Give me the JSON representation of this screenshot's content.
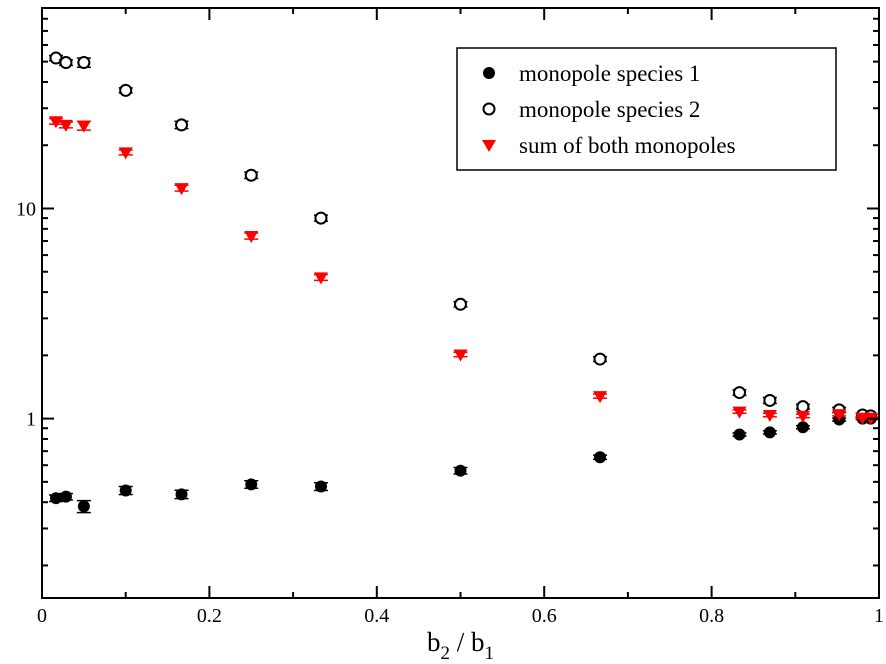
{
  "chart_data": {
    "type": "scatter",
    "title": "",
    "xlabel": {
      "main1": "b",
      "sub1": "2",
      "sep": " / ",
      "main2": "b",
      "sub2": "1"
    },
    "ylabel": "",
    "xlim": [
      0,
      1
    ],
    "ylim": [
      0.14,
      90
    ],
    "yscale": "log",
    "grid": false,
    "legend_position": "top-right",
    "x_ticks": [
      {
        "value": 0,
        "label": "0"
      },
      {
        "value": 0.2,
        "label": "0.2"
      },
      {
        "value": 0.4,
        "label": "0.4"
      },
      {
        "value": 0.6,
        "label": "0.6"
      },
      {
        "value": 0.8,
        "label": "0.8"
      },
      {
        "value": 1,
        "label": "1"
      }
    ],
    "y_ticks": [
      {
        "value": 1,
        "label": "1"
      },
      {
        "value": 10,
        "label": "10"
      }
    ],
    "series": [
      {
        "name": "monopole species 1",
        "marker": "filled-circle",
        "color": "#000000",
        "points": [
          {
            "x": 0.0167,
            "y": 0.418,
            "err": 0.015
          },
          {
            "x": 0.0286,
            "y": 0.425,
            "err": 0.015
          },
          {
            "x": 0.05,
            "y": 0.382,
            "err": 0.025
          },
          {
            "x": 0.1,
            "y": 0.455,
            "err": 0.02
          },
          {
            "x": 0.1667,
            "y": 0.436,
            "err": 0.02
          },
          {
            "x": 0.25,
            "y": 0.486,
            "err": 0.02
          },
          {
            "x": 0.3333,
            "y": 0.475,
            "err": 0.02
          },
          {
            "x": 0.5,
            "y": 0.565,
            "err": 0.02
          },
          {
            "x": 0.6667,
            "y": 0.655,
            "err": 0.015
          },
          {
            "x": 0.8333,
            "y": 0.84,
            "err": 0.015
          },
          {
            "x": 0.8696,
            "y": 0.86,
            "err": 0.015
          },
          {
            "x": 0.9091,
            "y": 0.91,
            "err": 0.015
          },
          {
            "x": 0.9524,
            "y": 0.99,
            "err": 0.015
          },
          {
            "x": 0.9804,
            "y": 1.0,
            "err": 0.01
          },
          {
            "x": 0.9901,
            "y": 1.0,
            "err": 0.01
          }
        ]
      },
      {
        "name": "monopole species 2",
        "marker": "open-circle",
        "color": "#000000",
        "points": [
          {
            "x": 0.0167,
            "y": 52.0,
            "err": 1.5
          },
          {
            "x": 0.0286,
            "y": 49.5,
            "err": 1.5
          },
          {
            "x": 0.05,
            "y": 49.5,
            "err": 2.5
          },
          {
            "x": 0.1,
            "y": 36.5,
            "err": 1.0
          },
          {
            "x": 0.1667,
            "y": 25.0,
            "err": 1.0
          },
          {
            "x": 0.25,
            "y": 14.4,
            "err": 0.5
          },
          {
            "x": 0.3333,
            "y": 9.0,
            "err": 0.3
          },
          {
            "x": 0.5,
            "y": 3.5,
            "err": 0.1
          },
          {
            "x": 0.6667,
            "y": 1.92,
            "err": 0.05
          },
          {
            "x": 0.8333,
            "y": 1.33,
            "err": 0.04
          },
          {
            "x": 0.8696,
            "y": 1.22,
            "err": 0.04
          },
          {
            "x": 0.9091,
            "y": 1.14,
            "err": 0.03
          },
          {
            "x": 0.9524,
            "y": 1.1,
            "err": 0.03
          },
          {
            "x": 0.9804,
            "y": 1.04,
            "err": 0.02
          },
          {
            "x": 0.9901,
            "y": 1.03,
            "err": 0.02
          }
        ]
      },
      {
        "name": "sum of both monopoles",
        "marker": "filled-triangle-down",
        "color": "#ff0000",
        "points": [
          {
            "x": 0.0167,
            "y": 26.0,
            "err": 0.8
          },
          {
            "x": 0.0286,
            "y": 25.0,
            "err": 0.8
          },
          {
            "x": 0.05,
            "y": 24.8,
            "err": 1.2
          },
          {
            "x": 0.1,
            "y": 18.5,
            "err": 0.5
          },
          {
            "x": 0.1667,
            "y": 12.5,
            "err": 0.4
          },
          {
            "x": 0.25,
            "y": 7.4,
            "err": 0.25
          },
          {
            "x": 0.3333,
            "y": 4.7,
            "err": 0.15
          },
          {
            "x": 0.5,
            "y": 2.02,
            "err": 0.05
          },
          {
            "x": 0.6667,
            "y": 1.28,
            "err": 0.03
          },
          {
            "x": 0.8333,
            "y": 1.08,
            "err": 0.02
          },
          {
            "x": 0.8696,
            "y": 1.04,
            "err": 0.02
          },
          {
            "x": 0.9091,
            "y": 1.03,
            "err": 0.02
          },
          {
            "x": 0.9524,
            "y": 1.05,
            "err": 0.02
          },
          {
            "x": 0.9804,
            "y": 1.01,
            "err": 0.01
          },
          {
            "x": 0.9901,
            "y": 1.01,
            "err": 0.01
          }
        ]
      }
    ]
  }
}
___
### Work instructions
Make an exact copy of every record, pictures excluded.

### Worked solution
Give me the JSON representation of this screenshot's content.
{
  "chart_data": {
    "type": "scatter",
    "title": "",
    "xlabel": {
      "main1": "b",
      "sub1": "2",
      "sep": " / ",
      "main2": "b",
      "sub2": "1"
    },
    "ylabel": "",
    "xlim": [
      0,
      1
    ],
    "ylim": [
      0.14,
      90
    ],
    "yscale": "log",
    "grid": false,
    "legend_position": "top-right",
    "x_ticks": [
      {
        "value": 0,
        "label": "0"
      },
      {
        "value": 0.2,
        "label": "0.2"
      },
      {
        "value": 0.4,
        "label": "0.4"
      },
      {
        "value": 0.6,
        "label": "0.6"
      },
      {
        "value": 0.8,
        "label": "0.8"
      },
      {
        "value": 1,
        "label": "1"
      }
    ],
    "y_ticks": [
      {
        "value": 1,
        "label": "1"
      },
      {
        "value": 10,
        "label": "10"
      }
    ],
    "series": [
      {
        "name": "monopole species 1",
        "marker": "filled-circle",
        "color": "#000000",
        "points": [
          {
            "x": 0.0167,
            "y": 0.418,
            "err": 0.015
          },
          {
            "x": 0.0286,
            "y": 0.425,
            "err": 0.015
          },
          {
            "x": 0.05,
            "y": 0.382,
            "err": 0.025
          },
          {
            "x": 0.1,
            "y": 0.455,
            "err": 0.02
          },
          {
            "x": 0.1667,
            "y": 0.436,
            "err": 0.02
          },
          {
            "x": 0.25,
            "y": 0.486,
            "err": 0.02
          },
          {
            "x": 0.3333,
            "y": 0.475,
            "err": 0.02
          },
          {
            "x": 0.5,
            "y": 0.565,
            "err": 0.02
          },
          {
            "x": 0.6667,
            "y": 0.655,
            "err": 0.015
          },
          {
            "x": 0.8333,
            "y": 0.84,
            "err": 0.015
          },
          {
            "x": 0.8696,
            "y": 0.86,
            "err": 0.015
          },
          {
            "x": 0.9091,
            "y": 0.91,
            "err": 0.015
          },
          {
            "x": 0.9524,
            "y": 0.99,
            "err": 0.015
          },
          {
            "x": 0.9804,
            "y": 1.0,
            "err": 0.01
          },
          {
            "x": 0.9901,
            "y": 1.0,
            "err": 0.01
          }
        ]
      },
      {
        "name": "monopole species 2",
        "marker": "open-circle",
        "color": "#000000",
        "points": [
          {
            "x": 0.0167,
            "y": 52.0,
            "err": 1.5
          },
          {
            "x": 0.0286,
            "y": 49.5,
            "err": 1.5
          },
          {
            "x": 0.05,
            "y": 49.5,
            "err": 2.5
          },
          {
            "x": 0.1,
            "y": 36.5,
            "err": 1.0
          },
          {
            "x": 0.1667,
            "y": 25.0,
            "err": 1.0
          },
          {
            "x": 0.25,
            "y": 14.4,
            "err": 0.5
          },
          {
            "x": 0.3333,
            "y": 9.0,
            "err": 0.3
          },
          {
            "x": 0.5,
            "y": 3.5,
            "err": 0.1
          },
          {
            "x": 0.6667,
            "y": 1.92,
            "err": 0.05
          },
          {
            "x": 0.8333,
            "y": 1.33,
            "err": 0.04
          },
          {
            "x": 0.8696,
            "y": 1.22,
            "err": 0.04
          },
          {
            "x": 0.9091,
            "y": 1.14,
            "err": 0.03
          },
          {
            "x": 0.9524,
            "y": 1.1,
            "err": 0.03
          },
          {
            "x": 0.9804,
            "y": 1.04,
            "err": 0.02
          },
          {
            "x": 0.9901,
            "y": 1.03,
            "err": 0.02
          }
        ]
      },
      {
        "name": "sum of both monopoles",
        "marker": "filled-triangle-down",
        "color": "#ff0000",
        "points": [
          {
            "x": 0.0167,
            "y": 26.0,
            "err": 0.8
          },
          {
            "x": 0.0286,
            "y": 25.0,
            "err": 0.8
          },
          {
            "x": 0.05,
            "y": 24.8,
            "err": 1.2
          },
          {
            "x": 0.1,
            "y": 18.5,
            "err": 0.5
          },
          {
            "x": 0.1667,
            "y": 12.5,
            "err": 0.4
          },
          {
            "x": 0.25,
            "y": 7.4,
            "err": 0.25
          },
          {
            "x": 0.3333,
            "y": 4.7,
            "err": 0.15
          },
          {
            "x": 0.5,
            "y": 2.02,
            "err": 0.05
          },
          {
            "x": 0.6667,
            "y": 1.28,
            "err": 0.03
          },
          {
            "x": 0.8333,
            "y": 1.08,
            "err": 0.02
          },
          {
            "x": 0.8696,
            "y": 1.04,
            "err": 0.02
          },
          {
            "x": 0.9091,
            "y": 1.03,
            "err": 0.02
          },
          {
            "x": 0.9524,
            "y": 1.05,
            "err": 0.02
          },
          {
            "x": 0.9804,
            "y": 1.01,
            "err": 0.01
          },
          {
            "x": 0.9901,
            "y": 1.01,
            "err": 0.01
          }
        ]
      }
    ]
  }
}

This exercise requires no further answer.